**Set problem:** Reproduce the listing below exactly, minus its pictures.

**Records for this task:**
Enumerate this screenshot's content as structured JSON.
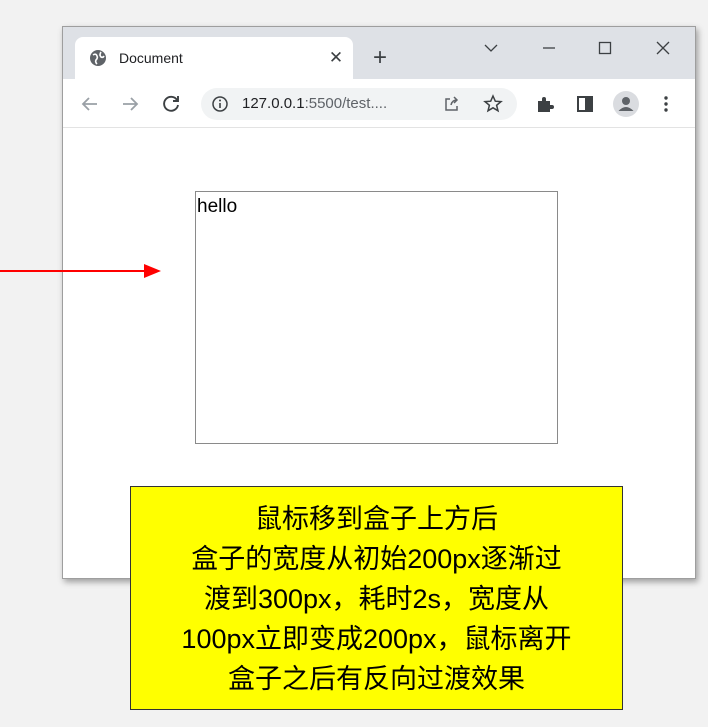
{
  "browser": {
    "tab": {
      "title": "Document",
      "favicon": "globe-icon",
      "close_glyph": "✕"
    },
    "new_tab_glyph": "+",
    "window_controls": [
      "chevron-down-icon",
      "minimize-icon",
      "maximize-icon",
      "close-icon"
    ],
    "toolbar": {
      "nav_icons": [
        "back-arrow-icon",
        "forward-arrow-icon",
        "reload-icon"
      ],
      "address": {
        "host": "127.0.0.1",
        "rest": ":5500/test...."
      },
      "right_icons": [
        "extensions-icon",
        "side-panel-icon",
        "profile-icon",
        "kebab-menu-icon"
      ]
    }
  },
  "page": {
    "box_text": "hello"
  },
  "annotation": {
    "arrow_color": "#ff0000",
    "note_bg": "#ffff00",
    "lines": [
      "鼠标移到盒子上方后",
      "盒子的宽度从初始200px逐渐过",
      "渡到300px，耗时2s，宽度从",
      "100px立即变成200px，鼠标离开",
      "盒子之后有反向过渡效果"
    ]
  }
}
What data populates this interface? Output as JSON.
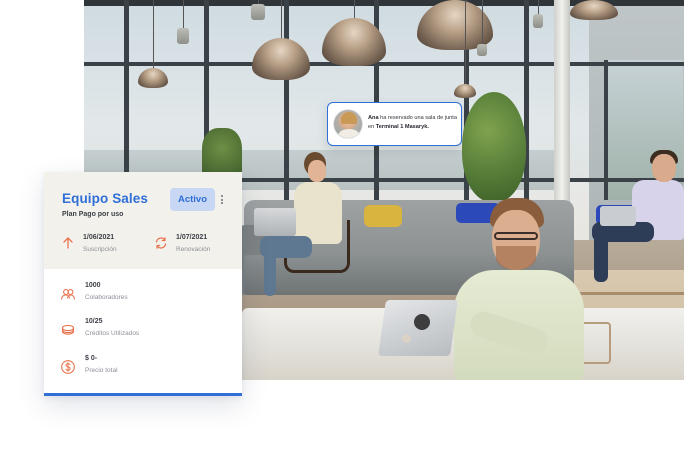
{
  "card": {
    "title": "Equipo Sales",
    "plan": "Plan Pago por uso",
    "status": "Activo",
    "dates": [
      {
        "value": "1/06/2021",
        "label": "Suscripción",
        "icon": "arrow-up-icon"
      },
      {
        "value": "1/07/2021",
        "label": "Renovación",
        "icon": "refresh-icon"
      }
    ],
    "stats": [
      {
        "value": "1000",
        "label": "Colaboradores",
        "icon": "people-icon"
      },
      {
        "value": "10/25",
        "label": "Créditos Utilizados",
        "icon": "coins-icon"
      },
      {
        "value": "$ 0-",
        "label": "Precio total",
        "icon": "dollar-circle-icon"
      }
    ]
  },
  "notification": {
    "name": "Ana",
    "message": "ha reservado una sala de junta en",
    "location": "Terminal 1 Masaryk."
  },
  "colors": {
    "accent": "#2f6fd6",
    "icon_orange": "#e8744f",
    "pill_bg": "#c8d7f3",
    "header_bg": "#f3f1ec"
  }
}
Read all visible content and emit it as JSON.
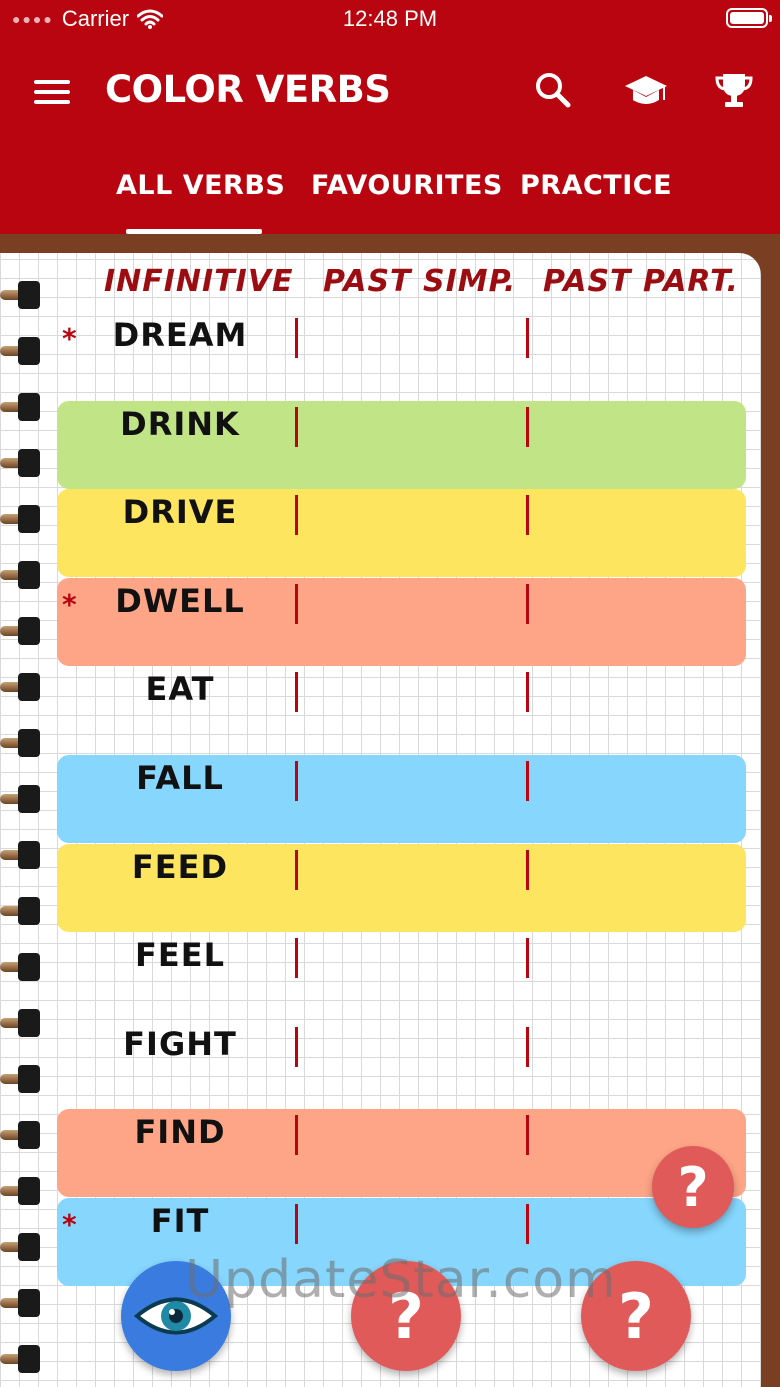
{
  "status": {
    "carrier": "Carrier",
    "time": "12:48 PM"
  },
  "header": {
    "title": "COLOR VERBS"
  },
  "tabs": [
    {
      "label": "ALL VERBS"
    },
    {
      "label": "FAVOURITES"
    },
    {
      "label": "PRACTICE"
    }
  ],
  "columns": {
    "infinitive": "INFINITIVE",
    "past_simple": "PAST SIMP.",
    "past_participle": "PAST PART."
  },
  "verbs": [
    {
      "text": "DREAM",
      "favourite": true,
      "color": ""
    },
    {
      "text": "DRINK",
      "favourite": false,
      "color": "#c1e486"
    },
    {
      "text": "DRIVE",
      "favourite": false,
      "color": "#fee55f"
    },
    {
      "text": "DWELL",
      "favourite": true,
      "color": "#fda586"
    },
    {
      "text": "EAT",
      "favourite": false,
      "color": ""
    },
    {
      "text": "FALL",
      "favourite": false,
      "color": "#86d6fd"
    },
    {
      "text": "FEED",
      "favourite": false,
      "color": "#fee55f"
    },
    {
      "text": "FEEL",
      "favourite": false,
      "color": ""
    },
    {
      "text": "FIGHT",
      "favourite": false,
      "color": ""
    },
    {
      "text": "FIND",
      "favourite": false,
      "color": "#fda586"
    },
    {
      "text": "FIT",
      "favourite": true,
      "color": "#86d6fd"
    }
  ],
  "fab": {
    "help_label": "?",
    "reveal_icon": "eye-icon"
  },
  "watermark": "UpdateStar.com",
  "colors": {
    "brand": "#b90510",
    "accent_red": "#e05a5a",
    "eye_blue": "#3a7be0"
  }
}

**The result:**
Enumerate this screenshot's content as structured JSON.
{
  "browser": {
    "tab": {
      "title": "Document",
      "favicon": "globe-icon",
      "close_glyph": "✕"
    },
    "new_tab_glyph": "+",
    "window_controls": [
      "chevron-down-icon",
      "minimize-icon",
      "maximize-icon",
      "close-icon"
    ],
    "toolbar": {
      "nav_icons": [
        "back-arrow-icon",
        "forward-arrow-icon",
        "reload-icon"
      ],
      "address": {
        "host": "127.0.0.1",
        "rest": ":5500/test...."
      },
      "right_icons": [
        "extensions-icon",
        "side-panel-icon",
        "profile-icon",
        "kebab-menu-icon"
      ]
    }
  },
  "page": {
    "box_text": "hello"
  },
  "annotation": {
    "arrow_color": "#ff0000",
    "note_bg": "#ffff00",
    "lines": [
      "鼠标移到盒子上方后",
      "盒子的宽度从初始200px逐渐过",
      "渡到300px，耗时2s，宽度从",
      "100px立即变成200px，鼠标离开",
      "盒子之后有反向过渡效果"
    ]
  }
}
What data populates this interface? Output as JSON.
{
  "card": {
    "title": "Equipo Sales",
    "plan": "Plan Pago por uso",
    "status": "Activo",
    "dates": [
      {
        "value": "1/06/2021",
        "label": "Suscripción",
        "icon": "arrow-up-icon"
      },
      {
        "value": "1/07/2021",
        "label": "Renovación",
        "icon": "refresh-icon"
      }
    ],
    "stats": [
      {
        "value": "1000",
        "label": "Colaboradores",
        "icon": "people-icon"
      },
      {
        "value": "10/25",
        "label": "Créditos Utilizados",
        "icon": "coins-icon"
      },
      {
        "value": "$ 0-",
        "label": "Precio total",
        "icon": "dollar-circle-icon"
      }
    ]
  },
  "notification": {
    "name": "Ana",
    "message": "ha reservado una sala de junta en",
    "location": "Terminal 1 Masaryk."
  },
  "colors": {
    "accent": "#2f6fd6",
    "icon_orange": "#e8744f",
    "pill_bg": "#c8d7f3",
    "header_bg": "#f3f1ec"
  }
}
Read all visible content and emit it as JSON.
{
  "status": {
    "carrier": "Carrier",
    "time": "12:48 PM"
  },
  "header": {
    "title": "COLOR VERBS"
  },
  "tabs": [
    {
      "label": "ALL VERBS"
    },
    {
      "label": "FAVOURITES"
    },
    {
      "label": "PRACTICE"
    }
  ],
  "columns": {
    "infinitive": "INFINITIVE",
    "past_simple": "PAST SIMP.",
    "past_participle": "PAST PART."
  },
  "verbs": [
    {
      "text": "DREAM",
      "favourite": true,
      "color": ""
    },
    {
      "text": "DRINK",
      "favourite": false,
      "color": "#c1e486"
    },
    {
      "text": "DRIVE",
      "favourite": false,
      "color": "#fee55f"
    },
    {
      "text": "DWELL",
      "favourite": true,
      "color": "#fda586"
    },
    {
      "text": "EAT",
      "favourite": false,
      "color": ""
    },
    {
      "text": "FALL",
      "favourite": false,
      "color": "#86d6fd"
    },
    {
      "text": "FEED",
      "favourite": false,
      "color": "#fee55f"
    },
    {
      "text": "FEEL",
      "favourite": false,
      "color": ""
    },
    {
      "text": "FIGHT",
      "favourite": false,
      "color": ""
    },
    {
      "text": "FIND",
      "favourite": false,
      "color": "#fda586"
    },
    {
      "text": "FIT",
      "favourite": true,
      "color": "#86d6fd"
    }
  ],
  "fab": {
    "help_label": "?",
    "reveal_icon": "eye-icon"
  },
  "watermark": "UpdateStar.com",
  "colors": {
    "brand": "#b90510",
    "accent_red": "#e05a5a",
    "eye_blue": "#3a7be0"
  }
}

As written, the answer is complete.